Task to complete → Copy each line containing the word "Protection" from the records that follow, please.

Provided records →
◆ ◆ ◆ ◆ ◆ ◆ ◆

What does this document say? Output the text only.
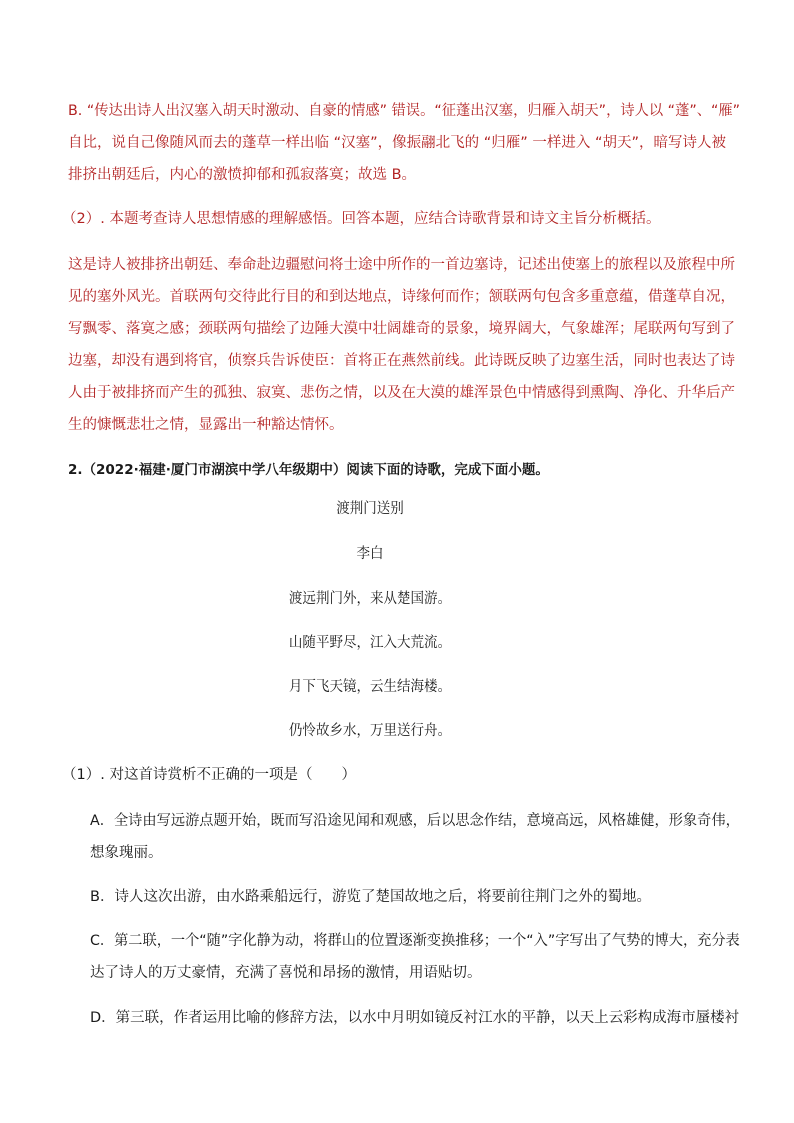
B. “传达出诗人出汉塞入胡天时激动、自豪的情感” 错误。“征蓬出汉塞，归雁入胡天”，诗人以 “蓬”、“雁”

自比，说自己像随风而去的蓬草一样出临 “汉塞”，像振翮北飞的 “归雁” 一样进入 “胡天”，暗写诗人被

排挤出朝廷后，内心的激愤抑郁和孤寂落寞；故选 B。

（2）. 本题考查诗人思想情感的理解感悟。回答本题，应结合诗歌背景和诗文主旨分析概括。

这是诗人被排挤出朝廷、奉命赴边疆慰问将士途中所作的一首边塞诗，记述出使塞上的旅程以及旅程中所

见的塞外风光。首联两句交待此行目的和到达地点，诗缘何而作；颔联两句包含多重意蕴，借蓬草自况，

写飘零、落寞之感；颈联两句描绘了边陲大漠中壮阔雄奇的景象，境界阔大，气象雄浑；尾联两句写到了

边塞，却没有遇到将官，侦察兵告诉使臣：首将正在燕然前线。此诗既反映了边塞生活，同时也表达了诗

人由于被排挤而产生的孤独、寂寞、悲伤之情，以及在大漠的雄浑景色中情感得到熏陶、净化、升华后产

生的慷慨悲壮之情，显露出一种豁达情怀。

2.（2022·福建·厦门市湖滨中学八年级期中）阅读下面的诗歌，完成下面小题。

渡荆门送别

李白

渡远荆门外，来从楚国游。

山随平野尽，江入大荒流。

月下飞天镜，云生结海楼。

仍怜故乡水，万里送行舟。

（1）. 对这首诗赏析不正确的一项是（　　）

A．全诗由写远游点题开始，既而写沿途见闻和观感，后以思念作结，意境高远，风格雄健，形象奇伟，

想象瑰丽。

B．诗人这次出游，由水路乘船远行，游览了楚国故地之后，将要前往荆门之外的蜀地。

C．第二联，一个“随”字化静为动，将群山的位置逐渐变换推移；一个“入”字写出了气势的博大，充分表

达了诗人的万丈豪情，充满了喜悦和昂扬的激情，用语贴切。

D．第三联，作者运用比喻的修辞方法，以水中月明如镜反衬江水的平静，以天上云彩构成海市蜃楼衬
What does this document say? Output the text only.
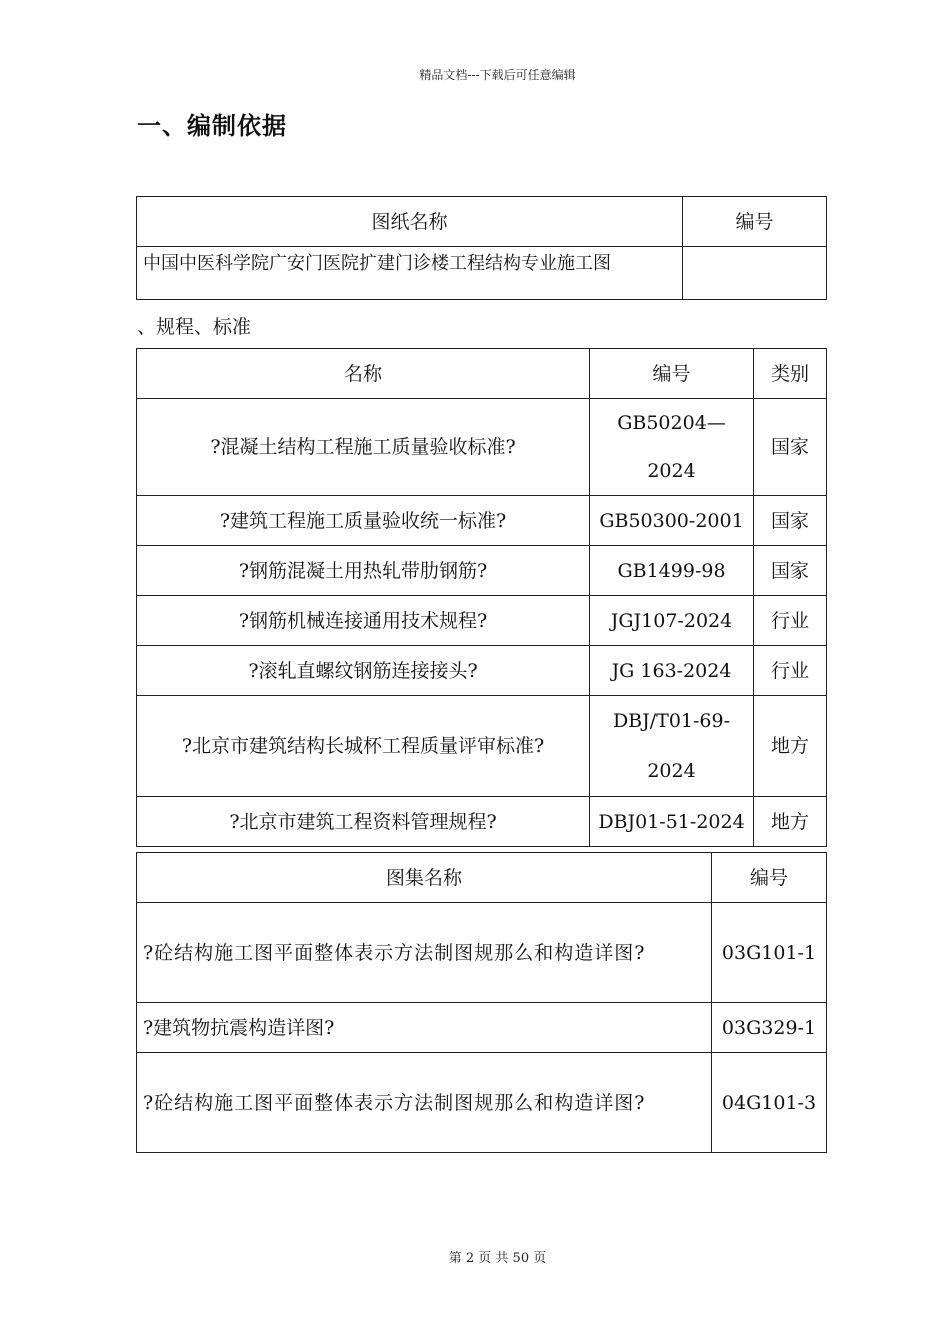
精品文档---下载后可任意编辑
一、编制依据
图纸名称	编号
中国中医科学院广安门医院扩建门诊楼工程结构专业施工图	
、规程、标准
名称	编号	类别
?混凝土结构工程施工质量验收标准?	GB50204—2024	国家
?建筑工程施工质量验收统一标准?	GB50300-2001	国家
?钢筋混凝土用热轧带肋钢筋?	GB1499-98	国家
?钢筋机械连接通用技术规程?	JGJ107-2024	行业
?滚轧直螺纹钢筋连接接头?	JG 163-2024	行业
?北京市建筑结构长城杯工程质量评审标准?	DBJ/T01-69-2024	地方
?北京市建筑工程资料管理规程?	DBJ01-51-2024	地方
图集名称	编号
?砼结构施工图平面整体表示方法制图规那么和构造详图?	03G101-1
?建筑物抗震构造详图?	03G329-1
?砼结构施工图平面整体表示方法制图规那么和构造详图?	04G101-3
第 2 页 共 50 页
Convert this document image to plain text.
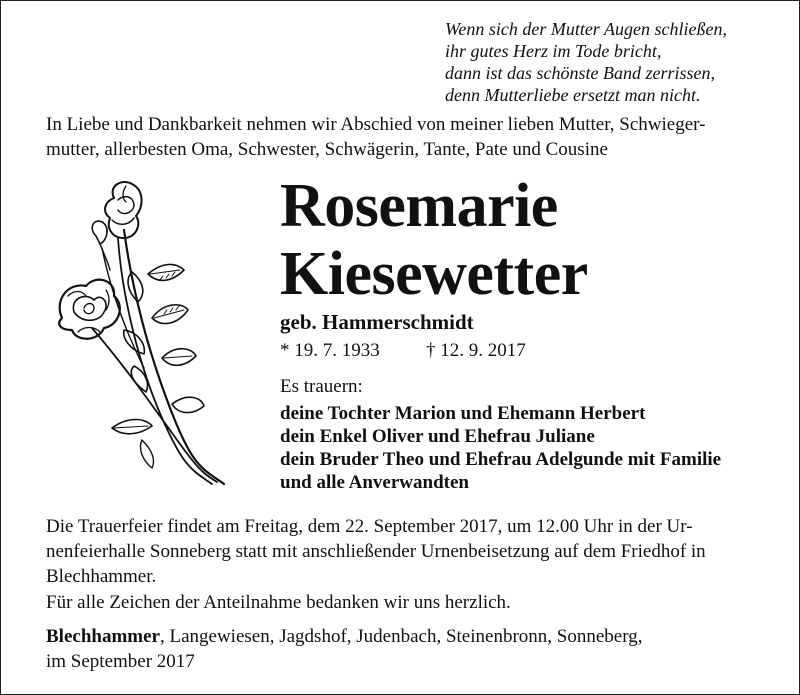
Wenn sich der Mutter Augen schließen,
ihr gutes Herz im Tode bricht,
dann ist das schönste Band zerrissen,
denn Mutterliebe ersetzt man nicht.
In Liebe und Dankbarkeit nehmen wir Abschied von meiner lieben Mutter, Schwieger-
mutter, allerbesten Oma, Schwester, Schwägerin, Tante, Pate und Cousine
Rosemarie
Kiesewetter
geb. Hammerschmidt
* 19. 7. 1933 † 12. 9. 2017
Es trauern:
deine Tochter Marion und Ehemann Herbert
dein Enkel Oliver und Ehefrau Juliane
dein Bruder Theo und Ehefrau Adelgunde mit Familie
und alle Anverwandten
Die Trauerfeier findet am Freitag, dem 22. September 2017, um 12.00 Uhr in der Ur-
nenfeierhalle Sonneberg statt mit anschließender Urnenbeisetzung auf dem Friedhof in
Blechhammer.
Für alle Zeichen der Anteilnahme bedanken wir uns herzlich.
Blechhammer, Langewiesen, Jagdshof, Judenbach, Steinenbronn, Sonneberg,
im September 2017
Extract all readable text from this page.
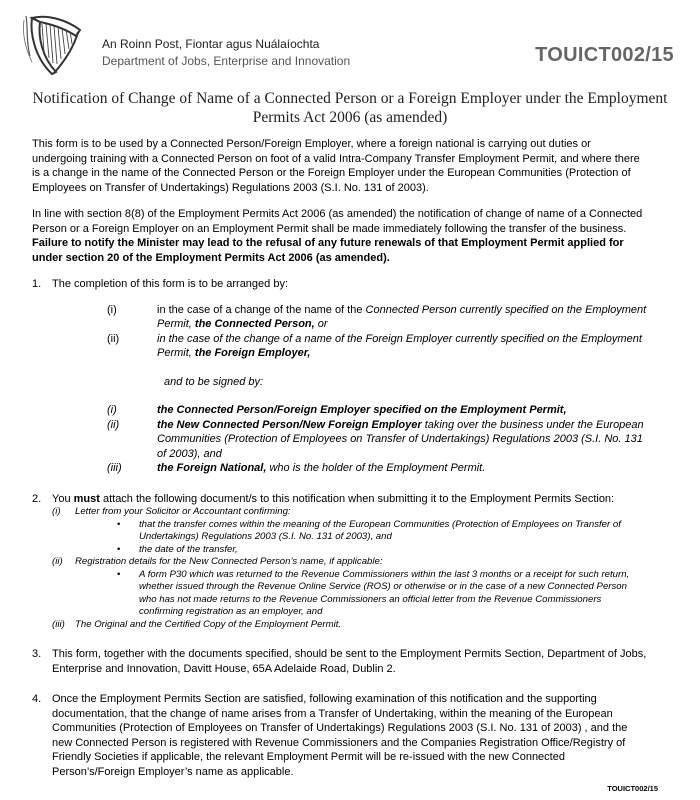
An Roinn Post, Fiontar agus Nuálaíochta
Department of Jobs, Enterprise and Innovation	TOUICT002/15
Notification of Change of Name of a Connected Person or a Foreign Employer under the Employment Permits Act 2006 (as amended)

This form is to be used by a Connected Person/Foreign Employer, where a foreign national is carrying out duties or undergoing training with a Connected Person on foot of a valid Intra-Company Transfer Employment Permit, and where there is a change in the name of the Connected Person or the Foreign Employer under the European Communities (Protection of Employees on Transfer of Undertakings) Regulations 2003 (S.I. No. 131 of 2003).

In line with section 8(8) of the Employment Permits Act 2006 (as amended) the notification of change of name of a Connected Person or a Foreign Employer on an Employment Permit shall be made immediately following the transfer of the business. Failure to notify the Minister may lead to the refusal of any future renewals of that Employment Permit applied for under section 20 of the Employment Permits Act 2006 (as amended).

1. The completion of this form is to be arranged by:
(i)	in the case of a change of the name of the Connected Person currently specified on the Employment Permit, the Connected Person, or
(ii)	in the case of the change of a name of the Foreign Employer currently specified on the Employment Permit, the Foreign Employer,
and to be signed by:
(i)	the Connected Person/Foreign Employer specified on the Employment Permit,
(ii)	the New Connected Person/New Foreign Employer taking over the business under the European Communities (Protection of Employees on Transfer of Undertakings) Regulations 2003 (S.I. No. 131 of 2003), and
(iii)	the Foreign National, who is the holder of the Employment Permit.
2. You must attach the following document/s to this notification when submitting it to the Employment Permits Section:
(i)	Letter from your Solicitor or Accountant confirming:
•	that the transfer comes within the meaning of the European Communities (Protection of Employees on Transfer of Undertakings) Regulations 2003 (S.I. No. 131 of 2003), and
•	the date of the transfer,
(ii)	Registration details for the New Connected Person’s name, if applicable:
•	A form P30 which was returned to the Revenue Commissioners within the last 3 months or a receipt for such return, whether issued through the Revenue Online Service (ROS) or otherwise or in the case of a new Connected Person who has not made returns to the Revenue Commissioners an official letter from the Revenue Commissioners confirming registration as an employer, and
(iii)	The Original and the Certified Copy of the Employment Permit.
3. This form, together with the documents specified, should be sent to the Employment Permits Section, Department of Jobs, Enterprise and Innovation, Davitt House, 65A Adelaide Road, Dublin 2.
4. Once the Employment Permits Section are satisfied, following examination of this notification and the supporting documentation, that the change of name arises from a Transfer of Undertaking, within the meaning of the European Communities (Protection of Employees on Transfer of Undertakings) Regulations 2003 (S.I. No. 131 of 2003) , and the new Connected Person is registered with Revenue Commissioners and the Companies Registration Office/Registry of Friendly Societies if applicable, the relevant Employment Permit will be re-issued with the new Connected Person’s/Foreign Employer’s name as applicable.
TOUICT002/15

◆ ◆ ◆ ◆ ◆ ◆ ◆

Written reply →
This form is to be used by a Connected Person/Foreign Employer, where a foreign national is carrying out duties or undergoing training with a Connected Person on foot of a valid Intra-Company Transfer Employment Permit, and where there is a change in the name of the Connected Person or the Foreign Employer under the European Communities (Protection of Employees on Transfer of Undertakings) Regulations 2003 (S.I. No. 131 of 2003).
(ii)	the New Connected Person/New Foreign Employer taking over the business under the European Communities (Protection of Employees on Transfer of Undertakings) Regulations 2003 (S.I. No. 131 of 2003), and
•	that the transfer comes within the meaning of the European Communities (Protection of Employees on Transfer of Undertakings) Regulations 2003 (S.I. No. 131 of 2003), and
4. Once the Employment Permits Section are satisfied, following examination of this notification and the supporting documentation, that the change of name arises from a Transfer of Undertaking, within the meaning of the European Communities (Protection of Employees on Transfer of Undertakings) Regulations 2003 (S.I. No. 131 of 2003) , and the new Connected Person is registered with Revenue Commissioners and the Companies Registration Office/Registry of Friendly Societies if applicable, the relevant Employment Permit will be re-issued with the new Connected Person’s/Foreign Employer’s name as applicable.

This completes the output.